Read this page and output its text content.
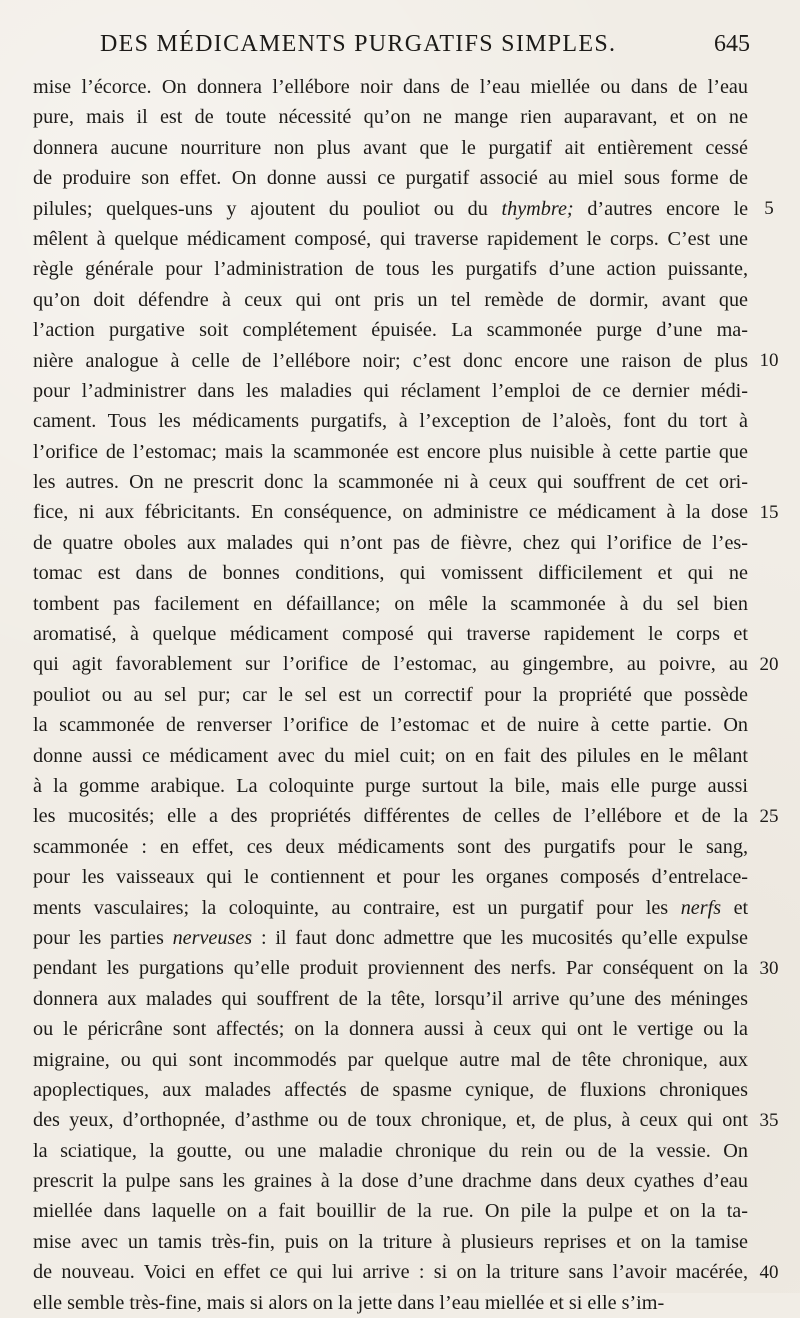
DES MÉDICAMENTS PURGATIFS SIMPLES.	645
mise l’écorce. On donnera l’ellébore noir dans de l’eau miellée ou dans de l’eau
pure, mais il est de toute nécessité qu’on ne mange rien auparavant, et on ne
donnera aucune nourriture non plus avant que le purgatif ait entièrement cessé
de produire son effet. On donne aussi ce purgatif associé au miel sous forme de
pilules; quelques-uns y ajoutent du pouliot ou du thymbre; d’autres encore le
mêlent à quelque médicament composé, qui traverse rapidement le corps. C’est une
règle générale pour l’administration de tous les purgatifs d’une action puissante,
qu’on doit défendre à ceux qui ont pris un tel remède de dormir, avant que
l’action purgative soit complétement épuisée. La scammonée purge d’une ma-
nière analogue à celle de l’ellébore noir; c’est donc encore une raison de plus
pour l’administrer dans les maladies qui réclament l’emploi de ce dernier médi-
cament. Tous les médicaments purgatifs, à l’exception de l’aloès, font du tort à
l’orifice de l’estomac; mais la scammonée est encore plus nuisible à cette partie que
les autres. On ne prescrit donc la scammonée ni à ceux qui souffrent de cet ori-
fice, ni aux fébricitants. En conséquence, on administre ce médicament à la dose
de quatre oboles aux malades qui n’ont pas de fièvre, chez qui l’orifice de l’es-
tomac est dans de bonnes conditions, qui vomissent difficilement et qui ne
tombent pas facilement en défaillance; on mêle la scammonée à du sel bien
aromatisé, à quelque médicament composé qui traverse rapidement le corps et
qui agit favorablement sur l’orifice de l’estomac, au gingembre, au poivre, au
pouliot ou au sel pur; car le sel est un correctif pour la propriété que possède
la scammonée de renverser l’orifice de l’estomac et de nuire à cette partie. On
donne aussi ce médicament avec du miel cuit; on en fait des pilules en le mêlant
à la gomme arabique. La coloquinte purge surtout la bile, mais elle purge aussi
les mucosités; elle a des propriétés différentes de celles de l’ellébore et de la
scammonée : en effet, ces deux médicaments sont des purgatifs pour le sang,
pour les vaisseaux qui le contiennent et pour les organes composés d’entrelace-
ments vasculaires; la coloquinte, au contraire, est un purgatif pour les nerfs et
pour les parties nerveuses : il faut donc admettre que les mucosités qu’elle expulse
pendant les purgations qu’elle produit proviennent des nerfs. Par conséquent on la
donnera aux malades qui souffrent de la tête, lorsqu’il arrive qu’une des méninges
ou le péricrâne sont affectés; on la donnera aussi à ceux qui ont le vertige ou la
migraine, ou qui sont incommodés par quelque autre mal de tête chronique, aux
apoplectiques, aux malades affectés de spasme cynique, de fluxions chroniques
des yeux, d’orthopnée, d’asthme ou de toux chronique, et, de plus, à ceux qui ont
la sciatique, la goutte, ou une maladie chronique du rein ou de la vessie. On
prescrit la pulpe sans les graines à la dose d’une drachme dans deux cyathes d’eau
miellée dans laquelle on a fait bouillir de la rue. On pile la pulpe et on la ta-
mise avec un tamis très-fin, puis on la triture à plusieurs reprises et on la tamise
de nouveau. Voici en effet ce qui lui arrive : si on la triture sans l’avoir macérée,
elle semble très-fine, mais si alors on la jette dans l’eau miellée et si elle s’im-
5
10
15
20
25
30
35
40
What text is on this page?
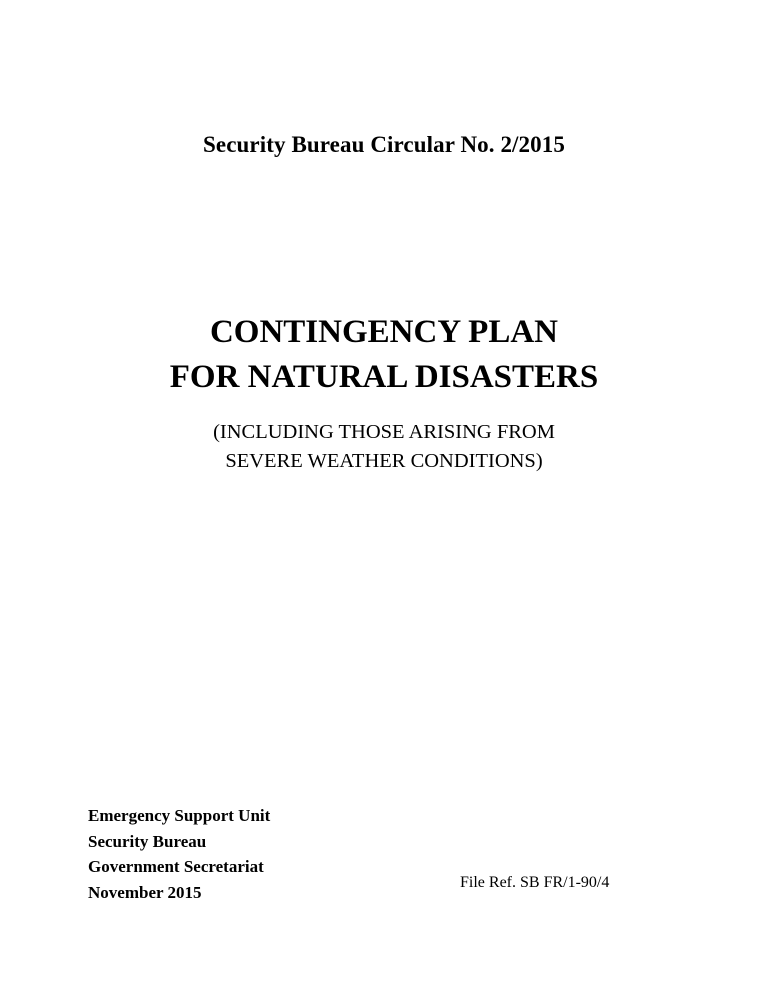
Security Bureau Circular No. 2/2015
CONTINGENCY PLAN
FOR NATURAL DISASTERS
(INCLUDING THOSE ARISING FROM
SEVERE WEATHER CONDITIONS)
Emergency Support Unit
Security Bureau
Government Secretariat
November 2015	File Ref. SB FR/1-90/4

■ **Given instruction**: Only the lines from the one containing "What text is on this page?" through the end of the listing are to be quoted, exactly and with both ends included; pictures are left out.

■ **Solution**:
What text is on this page?
Security Bureau Circular No. 2/2015
CONTINGENCY PLAN
FOR NATURAL DISASTERS
(INCLUDING THOSE ARISING FROM
SEVERE WEATHER CONDITIONS)
Emergency Support Unit
Security Bureau
Government Secretariat
November 2015	File Ref. SB FR/1-90/4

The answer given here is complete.